╭─ Provided information

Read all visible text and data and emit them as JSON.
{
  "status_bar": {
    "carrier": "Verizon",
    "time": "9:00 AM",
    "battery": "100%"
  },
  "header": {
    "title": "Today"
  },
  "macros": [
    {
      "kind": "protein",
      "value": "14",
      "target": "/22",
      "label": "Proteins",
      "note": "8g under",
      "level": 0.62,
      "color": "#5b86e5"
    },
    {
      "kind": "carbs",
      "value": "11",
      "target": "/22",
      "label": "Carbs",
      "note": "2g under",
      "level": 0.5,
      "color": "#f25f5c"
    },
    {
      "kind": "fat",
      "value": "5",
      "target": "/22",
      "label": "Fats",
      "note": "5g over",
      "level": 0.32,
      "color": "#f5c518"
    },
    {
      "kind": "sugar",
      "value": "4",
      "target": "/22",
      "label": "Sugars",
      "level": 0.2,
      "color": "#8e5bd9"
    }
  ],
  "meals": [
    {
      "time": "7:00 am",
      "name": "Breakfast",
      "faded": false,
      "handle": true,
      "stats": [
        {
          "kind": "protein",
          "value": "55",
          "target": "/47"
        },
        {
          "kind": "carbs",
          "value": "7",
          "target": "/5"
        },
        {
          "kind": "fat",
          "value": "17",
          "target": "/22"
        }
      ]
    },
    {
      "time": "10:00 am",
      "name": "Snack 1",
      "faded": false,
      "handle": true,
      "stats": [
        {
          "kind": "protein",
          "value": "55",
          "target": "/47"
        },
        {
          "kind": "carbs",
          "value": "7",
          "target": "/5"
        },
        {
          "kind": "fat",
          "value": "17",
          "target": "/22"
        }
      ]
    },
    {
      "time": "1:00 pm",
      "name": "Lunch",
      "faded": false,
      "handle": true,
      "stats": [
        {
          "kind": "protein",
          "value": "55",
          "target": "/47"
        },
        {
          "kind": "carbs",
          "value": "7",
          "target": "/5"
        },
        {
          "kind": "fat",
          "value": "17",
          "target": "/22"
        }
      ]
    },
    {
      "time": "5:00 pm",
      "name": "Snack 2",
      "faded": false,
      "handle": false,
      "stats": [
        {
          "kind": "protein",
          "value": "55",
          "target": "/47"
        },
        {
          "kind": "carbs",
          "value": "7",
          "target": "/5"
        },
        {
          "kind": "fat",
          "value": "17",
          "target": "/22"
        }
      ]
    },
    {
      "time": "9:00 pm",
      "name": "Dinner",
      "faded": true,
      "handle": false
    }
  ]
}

╰─

_The task_.
All the records, from start to finish, are to be repeated exactly.

_Result of the task_.
Read all visible text and data and emit them as JSON.
{
  "status_bar": {
    "carrier": "Verizon",
    "time": "9:00 AM",
    "battery": "100%"
  },
  "header": {
    "title": "Today"
  },
  "macros": [
    {
      "kind": "protein",
      "value": "14",
      "target": "/22",
      "label": "Proteins",
      "note": "8g under",
      "level": 0.62,
      "color": "#5b86e5"
    },
    {
      "kind": "carbs",
      "value": "11",
      "target": "/22",
      "label": "Carbs",
      "note": "2g under",
      "level": 0.5,
      "color": "#f25f5c"
    },
    {
      "kind": "fat",
      "value": "5",
      "target": "/22",
      "label": "Fats",
      "note": "5g over",
      "level": 0.32,
      "color": "#f5c518"
    },
    {
      "kind": "sugar",
      "value": "4",
      "target": "/22",
      "label": "Sugars",
      "level": 0.2,
      "color": "#8e5bd9"
    }
  ],
  "meals": [
    {
      "time": "7:00 am",
      "name": "Breakfast",
      "faded": false,
      "handle": true,
      "stats": [
        {
          "kind": "protein",
          "value": "55",
          "target": "/47"
        },
        {
          "kind": "carbs",
          "value": "7",
          "target": "/5"
        },
        {
          "kind": "fat",
          "value": "17",
          "target": "/22"
        }
      ]
    },
    {
      "time": "10:00 am",
      "name": "Snack 1",
      "faded": false,
      "handle": true,
      "stats": [
        {
          "kind": "protein",
          "value": "55",
          "target": "/47"
        },
        {
          "kind": "carbs",
          "value": "7",
          "target": "/5"
        },
        {
          "kind": "fat",
          "value": "17",
          "target": "/22"
        }
      ]
    },
    {
      "time": "1:00 pm",
      "name": "Lunch",
      "faded": false,
      "handle": true,
      "stats": [
        {
          "kind": "protein",
          "value": "55",
          "target": "/47"
        },
        {
          "kind": "carbs",
          "value": "7",
          "target": "/5"
        },
        {
          "kind": "fat",
          "value": "17",
          "target": "/22"
        }
      ]
    },
    {
      "time": "5:00 pm",
      "name": "Snack 2",
      "faded": false,
      "handle": false,
      "stats": [
        {
          "kind": "protein",
          "value": "55",
          "target": "/47"
        },
        {
          "kind": "carbs",
          "value": "7",
          "target": "/5"
        },
        {
          "kind": "fat",
          "value": "17",
          "target": "/22"
        }
      ]
    },
    {
      "time": "9:00 pm",
      "name": "Dinner",
      "faded": true,
      "handle": false
    }
  ]
}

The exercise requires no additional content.